In response to the global economic crisis, the government is working with the G20 for the reform of the global financial architecture. In response to the diminished effectiveness of global institutions, we are consulting broadly with the international community on the reform of the global governance architecture.
Consistent with Canada's affirmation of Israel's right to exist and to defend itself, and our support for a two-state solution, Canada is contributing $300 million over five years to support Palestinian institutional reform and the peace process.
In Africa, Canada is meeting its commitments. We are doubling our annual aid to Africa to $2.1 billion in this fiscal year from the 2003-04 levels. We are working with African and other countries to address key regional security and governance crises, for example, in the Congo and Zimbabwe. In Sudan, Canada is contributing $191 million in funds this year for security, diplomacy and aid.
Canada continues to maintain the strongest sanctions in the world against the Burmese regime.
Canada continues to be engaged in addressing ongoing security threats from terrorism, international crime, nuclear proliferation and fragile states.
And finally, we are mounting a vigorous effort to gain international support for Canada's bid for a seat on the UN National Security Council for 2011 and 2012.
With that, Chairman, I will be happy to respond to any questions the committee members have. Thank you.
:
Thank you for the question.

========================================

Challenge: Resume the statement on Canada's foreign policy commitments from the point where it stops. The records have nothing to do with this.

========================================

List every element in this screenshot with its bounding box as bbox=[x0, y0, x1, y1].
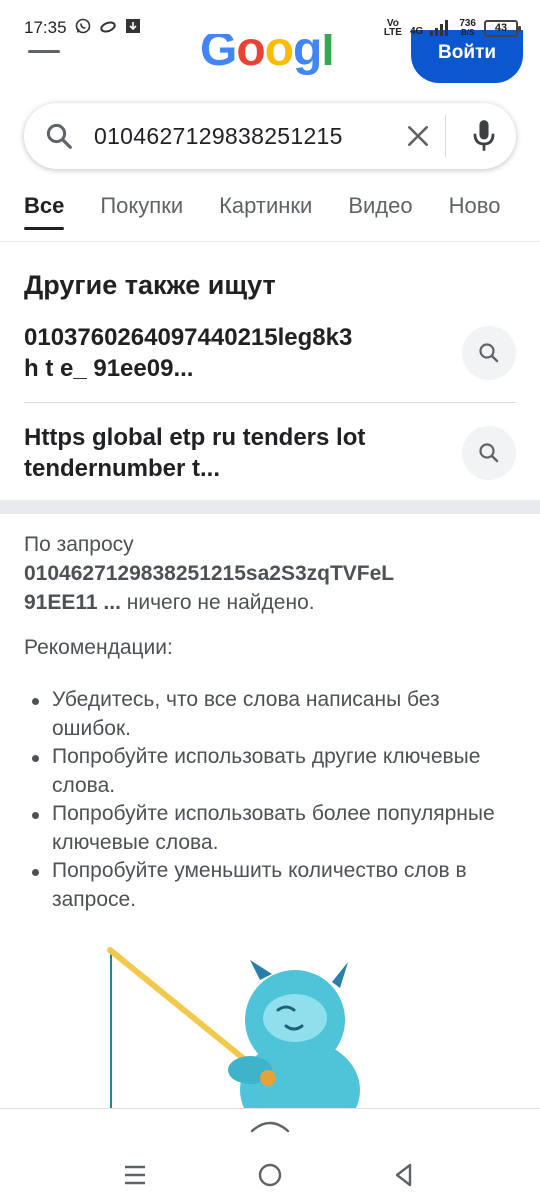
no-results-prefix: По запросу bbox=[24, 533, 134, 556]
close-icon[interactable] bbox=[393, 103, 443, 169]
no-results-query-cont: 91EE11 ... bbox=[24, 591, 121, 614]
recommendations-list: Убедитесь, что все слова написаны без ош… bbox=[30, 686, 520, 914]
recommendation-item: Убедитесь, что все слова написаны без ош… bbox=[30, 686, 520, 743]
search-input[interactable]: 010462712983825121​5 bbox=[94, 123, 393, 150]
home-icon[interactable] bbox=[250, 1155, 290, 1195]
search-icon[interactable] bbox=[462, 326, 516, 380]
recommendation-item: Попробуйте использовать более популярные… bbox=[30, 800, 520, 857]
recommendation-item: Попробуйте уменьшить количество слов в з… bbox=[30, 857, 520, 914]
tab-all[interactable]: Все bbox=[0, 180, 82, 241]
chevron-up-icon[interactable] bbox=[250, 1117, 290, 1135]
search-icon[interactable] bbox=[24, 103, 94, 169]
tab-images[interactable]: Картинки bbox=[201, 180, 330, 241]
recommendations-title: Рекомендации: bbox=[24, 636, 173, 659]
recents-icon[interactable] bbox=[115, 1155, 155, 1195]
tab-shopping[interactable]: Покупки bbox=[82, 180, 201, 241]
download-icon bbox=[125, 18, 141, 39]
status-time: 17:35 bbox=[24, 18, 67, 37]
related-searches-title: Другие также ищут bbox=[24, 270, 276, 300]
no-results-query: 010462712983825121​5sa2S3zqTVFeL bbox=[24, 562, 395, 585]
related-search-text[interactable]: Https global etp ru tenders lot tendernu… bbox=[24, 422, 434, 484]
search-divider bbox=[445, 115, 446, 157]
search-icon[interactable] bbox=[462, 426, 516, 480]
divider bbox=[24, 402, 516, 403]
system-nav-bar bbox=[0, 1108, 540, 1200]
whatsapp-icon bbox=[75, 18, 91, 39]
battery-icon: 43 bbox=[484, 19, 521, 37]
logo-letter: e bbox=[200, 70, 227, 79]
tab-videos[interactable]: Видео bbox=[330, 180, 430, 241]
tab-news[interactable]: Ново bbox=[431, 180, 519, 241]
fishing-monster-illustration bbox=[100, 940, 370, 1110]
volte-indicator: Vo LTE bbox=[383, 18, 402, 38]
signal-icon: 4G bbox=[410, 20, 451, 37]
status-bar: 17:35 Vo LTE 4G 736 B/S 43 bbox=[0, 0, 540, 56]
mic-icon[interactable] bbox=[456, 103, 512, 169]
search-tabs: Все Покупки Картинки Видео Ново bbox=[0, 180, 540, 242]
section-separator bbox=[0, 500, 540, 514]
recommendation-item: Попробуйте использовать другие ключевые … bbox=[30, 743, 520, 800]
related-search-text[interactable]: 010376026409744021​5leg8k3 h t e_ 91ee09… bbox=[24, 322, 434, 384]
link-icon bbox=[99, 18, 117, 38]
no-results-suffix: ничего не найдено. bbox=[120, 591, 315, 614]
back-icon[interactable] bbox=[384, 1155, 424, 1195]
no-results-message: По запросу 010462712983825121​5sa2S3zqTV… bbox=[24, 530, 520, 617]
network-speed: 736 B/S bbox=[459, 18, 476, 38]
search-bar[interactable]: 010462712983825121​5 bbox=[24, 103, 516, 169]
related-search-item[interactable]: Https global etp ru tenders lot tendernu… bbox=[24, 422, 516, 484]
related-search-item[interactable]: 010376026409744021​5leg8k3 h t e_ 91ee09… bbox=[24, 322, 516, 384]
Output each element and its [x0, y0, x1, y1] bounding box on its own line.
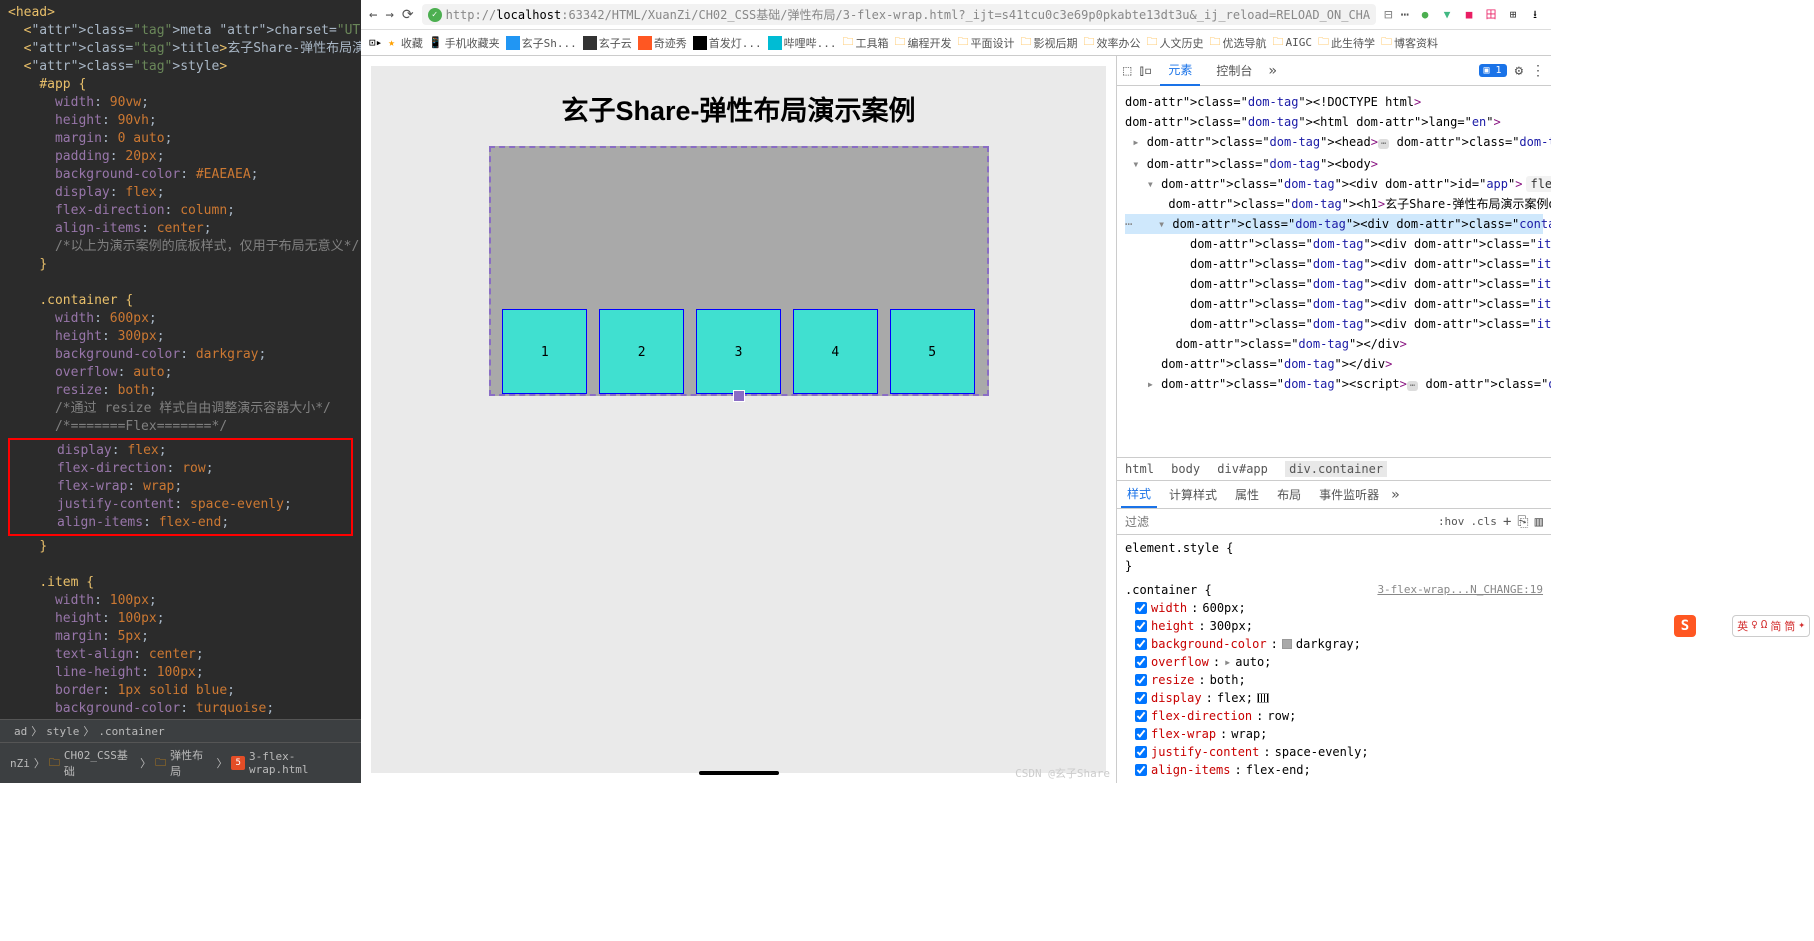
bookmark-item[interactable]: 收藏: [401, 35, 423, 51]
bookmark-folder[interactable]: 🗀效率办公: [1083, 33, 1140, 52]
flex-item: 5: [890, 309, 975, 394]
ext-icon[interactable]: 田: [1483, 7, 1499, 23]
bookmark-folder[interactable]: 🗀编程开发: [894, 33, 951, 52]
editor-breadcrumb-top[interactable]: ad〉style〉.container: [0, 719, 361, 742]
css-prop-checkbox[interactable]: [1135, 620, 1147, 632]
more-tabs-icon[interactable]: »: [1391, 487, 1399, 503]
plus-icon[interactable]: +: [1503, 514, 1511, 530]
star-icon: ★: [388, 36, 395, 49]
gear-icon[interactable]: ⚙: [1515, 63, 1523, 79]
inspect-icon[interactable]: ⬚: [1123, 63, 1131, 79]
dom-breadcrumb[interactable]: html body div#app div.container: [1117, 457, 1551, 481]
site-lock-icon: ✓: [428, 8, 442, 22]
app-area: 玄子Share-弹性布局演示案例 1 2 3 4 5: [371, 66, 1106, 773]
tab-props[interactable]: 属性: [1229, 482, 1265, 507]
devtools-panel: ⬚ ⫾▫ 元素 控制台 » ▣ 1 ⚙ ⋮ dom-attr">class="d…: [1116, 56, 1551, 783]
flex-item: 2: [599, 309, 684, 394]
flex-container[interactable]: 1 2 3 4 5: [489, 146, 989, 396]
extension-icons: ● ▼ ■ 田 ⊞ ⭳: [1417, 7, 1543, 23]
vue-ext-icon[interactable]: ▼: [1439, 7, 1455, 23]
bookmark-folder[interactable]: 🗀工具箱: [842, 33, 888, 52]
css-prop-checkbox[interactable]: [1135, 638, 1147, 650]
bookmark-folder[interactable]: 🗀人文历史: [1146, 33, 1203, 52]
back-button[interactable]: ←: [369, 7, 377, 23]
reader-icon[interactable]: ⊟: [1384, 7, 1392, 23]
css-prop-checkbox[interactable]: [1135, 692, 1147, 704]
download-icon[interactable]: ⭳: [1527, 7, 1543, 23]
code-area[interactable]: <head> <"attr">class="tag">meta "attr">c…: [0, 0, 361, 719]
reload-button[interactable]: ⟳: [402, 7, 414, 23]
browser-panel: ← → ⟳ ✓ http://localhost:63342/HTML/Xuan…: [361, 0, 1551, 783]
watermark: CSDN @玄子Share: [1015, 765, 1110, 781]
bookmark-folder[interactable]: 🗀此生待学: [1318, 33, 1375, 52]
kebab-icon[interactable]: ⋮: [1531, 63, 1545, 79]
css-prop-checkbox[interactable]: [1135, 656, 1147, 668]
bookmark-folder[interactable]: 🗀AIGC: [1272, 33, 1312, 52]
copy-icon[interactable]: ⎘: [1517, 514, 1528, 530]
styles-body[interactable]: element.style {}3-flex-wrap...N_CHANGE:1…: [1117, 535, 1551, 783]
css-prop-checkbox[interactable]: [1135, 764, 1147, 776]
bookmark-item[interactable]: 📱手机收藏夹: [429, 35, 500, 51]
tab-events[interactable]: 事件监听器: [1313, 482, 1385, 507]
bookmark-item[interactable]: 奇迹秀: [638, 35, 687, 51]
bookmark-item[interactable]: 哔哩哔...: [768, 35, 837, 51]
ext-icon[interactable]: ●: [1417, 7, 1433, 23]
tab-computed[interactable]: 计算样式: [1163, 482, 1223, 507]
device-icon[interactable]: ⫾▫: [1139, 63, 1152, 79]
bookmark-item[interactable]: 首发灯...: [693, 35, 762, 51]
bookmark-folder[interactable]: 🗀博客资料: [1381, 33, 1438, 52]
tab-console[interactable]: 控制台: [1208, 56, 1260, 85]
bookmark-folder[interactable]: 🗀优选导航: [1209, 33, 1266, 52]
bookmark-folder[interactable]: 🗀平面设计: [957, 33, 1014, 52]
code-editor-panel: <head> <"attr">class="tag">meta "attr">c…: [0, 0, 361, 783]
html-file-icon: 5: [231, 756, 244, 770]
css-prop-checkbox[interactable]: [1135, 746, 1147, 758]
resize-handle[interactable]: [733, 390, 745, 402]
hov-toggle[interactable]: :hov: [1438, 515, 1465, 528]
tab-elements[interactable]: 元素: [1160, 56, 1200, 86]
page-title: 玄子Share-弹性布局演示案例: [561, 89, 915, 128]
tab-layout[interactable]: 布局: [1271, 482, 1307, 507]
flex-item: 1: [502, 309, 587, 394]
css-prop-checkbox[interactable]: [1135, 674, 1147, 686]
bookmark-bar: ⊡▸ ★ 收藏 📱手机收藏夹 玄子Sh... 玄子云 奇迹秀 首发灯... 哔哩哔…: [361, 30, 1551, 56]
more-url-icon[interactable]: ⋯: [1401, 7, 1409, 23]
styles-filter-input[interactable]: [1125, 515, 1432, 529]
drag-bar[interactable]: [699, 771, 779, 775]
sidebar-icon[interactable]: ▥: [1535, 514, 1543, 530]
issue-badge[interactable]: ▣ 1: [1479, 64, 1507, 77]
apps-icon[interactable]: ⊡▸: [369, 36, 382, 49]
page-preview: 玄子Share-弹性布局演示案例 1 2 3 4 5 CSDN @玄子Share: [361, 56, 1116, 783]
cls-toggle[interactable]: .cls: [1470, 515, 1497, 528]
address-bar: ← → ⟳ ✓ http://localhost:63342/HTML/Xuan…: [361, 0, 1551, 30]
bookmark-item[interactable]: 玄子云: [583, 35, 632, 51]
styles-tabs: 样式 计算样式 属性 布局 事件监听器 »: [1117, 481, 1551, 509]
css-prop-checkbox[interactable]: [1135, 602, 1147, 614]
devtools-tabs: ⬚ ⫾▫ 元素 控制台 » ▣ 1 ⚙ ⋮: [1117, 56, 1551, 86]
ext-icon[interactable]: ■: [1461, 7, 1477, 23]
editor-breadcrumb-bottom[interactable]: nZi〉 🗀CH02_CSS基础〉 🗀弹性布局〉 53-flex-wrap.ht…: [0, 742, 361, 783]
flex-item: 3: [696, 309, 781, 394]
url-input[interactable]: ✓ http://localhost:63342/HTML/XuanZi/CH0…: [422, 4, 1377, 25]
dom-tree[interactable]: dom-attr">class="dom-tag"><!DOCTYPE html…: [1117, 86, 1551, 457]
ext-icon[interactable]: ⊞: [1505, 7, 1521, 23]
bookmark-folder[interactable]: 🗀影视后期: [1020, 33, 1077, 52]
styles-filter-row: :hov .cls + ⎘ ▥: [1117, 509, 1551, 535]
more-tabs-icon[interactable]: »: [1268, 63, 1276, 79]
tab-styles[interactable]: 样式: [1121, 481, 1157, 508]
css-prop-checkbox[interactable]: [1135, 728, 1147, 740]
flex-item: 4: [793, 309, 878, 394]
url-text: http://localhost:63342/HTML/XuanZi/CH02_…: [446, 6, 1371, 23]
forward-button[interactable]: →: [385, 7, 393, 23]
css-prop-checkbox[interactable]: [1135, 710, 1147, 722]
bookmark-item[interactable]: 玄子Sh...: [506, 35, 577, 51]
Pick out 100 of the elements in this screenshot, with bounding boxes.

========================================

Exercise response:
Of course, Canada's sovereignty over the lands, islands, and waters of the Canadian Arctic is long-standing, well established, and based on historic title. Canada is, of course, an Arctic power. We all know that. The Arctic and the north are, of course, part of our national identity.
As you know, and as I've alluded to, I'm making the Arctic a priority of ours, so I will be travelling to the Arctic states to strengthen our position and to reaffirm our engagement on those issues.
As you know, our government has announced, through its northern strategy, a series of initiatives, and these initiatives all rest on four pillars, fundamentally: to protect the environment and the environmental heritage that we all have a responsibility to protect; to promote the economic and social development of the territories; to improve and develop, again, the governance structures there; and once again, to reaffirm our sovereignty. Those basically are the four pillars we're working on.
My colleague the Minister of Indian Affairs, Chuck Strahl, is responsible, from a domestic perspective, for coordinating the whole-of-government approach. The Minister of Natural Resources and the Minister of Transport, Infrastructure and Communities are involved. Several departments are involved in affirming our sovereignty and making sure there are projects up there that are going to enable Canada to, as a matter of fact, put its mark on that territory.
For far too long, since Captain Bernier went out a hundred years ago to establish.... I see that Mr. Crête is clapping, because he's a good guy from his riding, or at least he came initially from his riding. Captain Bernier went out there to establish Canadian Arctic sovereignty. So we're actually doing something that should have been done a long, long time ago.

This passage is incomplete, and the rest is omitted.